**Records provided**
***

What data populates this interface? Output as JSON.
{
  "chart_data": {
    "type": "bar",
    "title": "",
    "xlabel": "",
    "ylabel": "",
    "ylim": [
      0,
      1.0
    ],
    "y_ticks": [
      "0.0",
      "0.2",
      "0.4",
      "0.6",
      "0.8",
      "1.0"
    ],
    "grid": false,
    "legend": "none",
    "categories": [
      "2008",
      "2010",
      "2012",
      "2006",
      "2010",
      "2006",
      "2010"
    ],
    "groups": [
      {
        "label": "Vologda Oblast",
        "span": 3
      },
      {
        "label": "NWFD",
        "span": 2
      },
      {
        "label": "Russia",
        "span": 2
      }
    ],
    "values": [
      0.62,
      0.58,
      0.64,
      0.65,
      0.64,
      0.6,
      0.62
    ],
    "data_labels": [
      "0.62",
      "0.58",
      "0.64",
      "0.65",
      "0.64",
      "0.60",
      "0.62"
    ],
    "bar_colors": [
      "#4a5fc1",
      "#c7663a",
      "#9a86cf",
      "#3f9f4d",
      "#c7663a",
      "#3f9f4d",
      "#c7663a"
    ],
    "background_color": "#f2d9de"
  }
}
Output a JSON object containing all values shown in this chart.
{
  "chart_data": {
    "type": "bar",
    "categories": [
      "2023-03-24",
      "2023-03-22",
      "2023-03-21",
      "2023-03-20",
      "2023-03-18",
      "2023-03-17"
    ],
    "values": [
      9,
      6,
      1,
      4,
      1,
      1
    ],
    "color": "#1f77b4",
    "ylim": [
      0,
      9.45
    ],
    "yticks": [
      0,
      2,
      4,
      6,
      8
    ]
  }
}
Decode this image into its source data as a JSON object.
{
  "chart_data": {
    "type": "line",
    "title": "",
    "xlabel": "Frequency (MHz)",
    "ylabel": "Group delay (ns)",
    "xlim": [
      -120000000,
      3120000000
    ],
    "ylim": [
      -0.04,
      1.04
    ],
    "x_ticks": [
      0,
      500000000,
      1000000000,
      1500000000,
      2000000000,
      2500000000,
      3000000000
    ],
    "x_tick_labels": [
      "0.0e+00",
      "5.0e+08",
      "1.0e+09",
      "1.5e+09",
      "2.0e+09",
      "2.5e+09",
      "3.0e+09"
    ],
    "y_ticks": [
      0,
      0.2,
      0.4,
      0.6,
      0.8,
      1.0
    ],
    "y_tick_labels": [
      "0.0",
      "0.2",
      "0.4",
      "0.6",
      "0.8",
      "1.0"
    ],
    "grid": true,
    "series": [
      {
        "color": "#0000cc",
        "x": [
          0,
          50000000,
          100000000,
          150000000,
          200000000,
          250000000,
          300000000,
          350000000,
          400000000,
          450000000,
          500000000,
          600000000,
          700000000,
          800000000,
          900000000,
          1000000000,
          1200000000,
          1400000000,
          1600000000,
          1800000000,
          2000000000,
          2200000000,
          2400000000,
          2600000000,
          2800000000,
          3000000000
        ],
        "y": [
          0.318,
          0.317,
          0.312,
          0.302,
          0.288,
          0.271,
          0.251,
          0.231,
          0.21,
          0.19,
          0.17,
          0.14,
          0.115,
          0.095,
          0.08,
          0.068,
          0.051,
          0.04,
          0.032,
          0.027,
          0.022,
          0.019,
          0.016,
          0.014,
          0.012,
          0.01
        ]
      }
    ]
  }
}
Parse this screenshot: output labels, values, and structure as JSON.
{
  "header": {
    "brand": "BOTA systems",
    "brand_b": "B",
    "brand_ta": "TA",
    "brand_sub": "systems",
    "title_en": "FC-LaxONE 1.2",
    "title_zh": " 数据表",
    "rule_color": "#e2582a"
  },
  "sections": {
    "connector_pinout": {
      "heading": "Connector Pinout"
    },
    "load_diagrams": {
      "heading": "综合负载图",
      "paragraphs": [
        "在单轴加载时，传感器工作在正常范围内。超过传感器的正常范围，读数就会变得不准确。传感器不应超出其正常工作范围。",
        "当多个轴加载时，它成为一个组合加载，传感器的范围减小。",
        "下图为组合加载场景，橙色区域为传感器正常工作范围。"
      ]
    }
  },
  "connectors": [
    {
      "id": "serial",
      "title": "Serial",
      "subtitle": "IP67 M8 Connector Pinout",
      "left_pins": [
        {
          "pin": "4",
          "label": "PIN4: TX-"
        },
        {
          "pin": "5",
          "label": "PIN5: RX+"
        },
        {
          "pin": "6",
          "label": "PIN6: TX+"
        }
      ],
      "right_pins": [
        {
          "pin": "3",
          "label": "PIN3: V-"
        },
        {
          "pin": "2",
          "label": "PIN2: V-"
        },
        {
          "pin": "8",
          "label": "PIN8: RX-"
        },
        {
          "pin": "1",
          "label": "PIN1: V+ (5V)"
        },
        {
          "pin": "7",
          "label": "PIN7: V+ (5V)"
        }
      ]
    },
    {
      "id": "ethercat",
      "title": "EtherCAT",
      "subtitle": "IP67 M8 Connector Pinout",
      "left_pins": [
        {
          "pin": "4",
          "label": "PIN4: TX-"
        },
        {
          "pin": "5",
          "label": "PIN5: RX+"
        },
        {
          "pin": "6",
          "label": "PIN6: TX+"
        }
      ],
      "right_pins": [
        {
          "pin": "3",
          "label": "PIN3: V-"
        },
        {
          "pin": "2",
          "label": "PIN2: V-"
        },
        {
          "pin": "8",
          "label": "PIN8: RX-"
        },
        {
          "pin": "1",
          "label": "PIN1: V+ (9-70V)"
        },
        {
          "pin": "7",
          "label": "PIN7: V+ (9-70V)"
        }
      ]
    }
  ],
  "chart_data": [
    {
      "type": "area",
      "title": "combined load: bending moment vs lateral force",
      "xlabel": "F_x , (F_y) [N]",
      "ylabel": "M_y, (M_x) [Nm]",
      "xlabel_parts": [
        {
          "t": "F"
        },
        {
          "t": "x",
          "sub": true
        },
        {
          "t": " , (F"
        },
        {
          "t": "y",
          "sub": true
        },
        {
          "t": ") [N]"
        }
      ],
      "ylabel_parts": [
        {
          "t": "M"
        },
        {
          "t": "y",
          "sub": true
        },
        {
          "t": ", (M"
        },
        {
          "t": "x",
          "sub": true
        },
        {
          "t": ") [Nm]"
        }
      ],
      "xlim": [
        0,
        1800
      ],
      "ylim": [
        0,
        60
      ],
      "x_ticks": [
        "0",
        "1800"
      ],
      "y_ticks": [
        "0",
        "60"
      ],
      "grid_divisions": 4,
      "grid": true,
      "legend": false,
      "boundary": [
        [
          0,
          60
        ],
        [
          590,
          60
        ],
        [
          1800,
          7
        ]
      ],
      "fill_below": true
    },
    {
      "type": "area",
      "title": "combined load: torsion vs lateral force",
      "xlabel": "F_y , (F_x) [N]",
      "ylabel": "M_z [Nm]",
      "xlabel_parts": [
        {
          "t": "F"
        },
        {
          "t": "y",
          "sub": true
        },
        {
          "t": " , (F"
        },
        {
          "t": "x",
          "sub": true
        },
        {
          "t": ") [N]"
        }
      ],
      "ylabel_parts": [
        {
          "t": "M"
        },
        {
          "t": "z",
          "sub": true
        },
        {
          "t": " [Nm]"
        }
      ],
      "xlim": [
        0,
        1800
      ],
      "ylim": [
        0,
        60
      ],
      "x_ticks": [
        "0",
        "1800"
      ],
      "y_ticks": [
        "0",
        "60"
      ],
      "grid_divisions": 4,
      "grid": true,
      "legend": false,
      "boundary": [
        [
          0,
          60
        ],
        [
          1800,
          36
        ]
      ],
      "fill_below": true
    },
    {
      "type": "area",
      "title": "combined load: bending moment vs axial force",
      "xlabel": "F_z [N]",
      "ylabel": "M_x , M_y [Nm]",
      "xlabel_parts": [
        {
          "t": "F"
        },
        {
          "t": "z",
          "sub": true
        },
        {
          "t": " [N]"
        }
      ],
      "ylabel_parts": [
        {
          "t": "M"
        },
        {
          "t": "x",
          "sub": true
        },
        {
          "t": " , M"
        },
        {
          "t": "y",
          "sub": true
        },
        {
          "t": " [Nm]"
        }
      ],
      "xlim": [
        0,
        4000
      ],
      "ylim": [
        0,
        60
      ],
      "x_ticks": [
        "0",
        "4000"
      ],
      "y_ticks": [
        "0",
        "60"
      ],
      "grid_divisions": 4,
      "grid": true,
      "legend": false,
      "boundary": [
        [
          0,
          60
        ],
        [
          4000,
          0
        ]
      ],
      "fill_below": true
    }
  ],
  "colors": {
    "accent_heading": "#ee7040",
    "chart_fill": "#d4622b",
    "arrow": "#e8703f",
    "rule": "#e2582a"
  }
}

***

**Stated goal**
Search the data above for the string "bending" and return every line that has it.

**Answer to the task**
      "title": "combined load: bending moment vs lateral force",
      "title": "combined load: bending moment vs axial force",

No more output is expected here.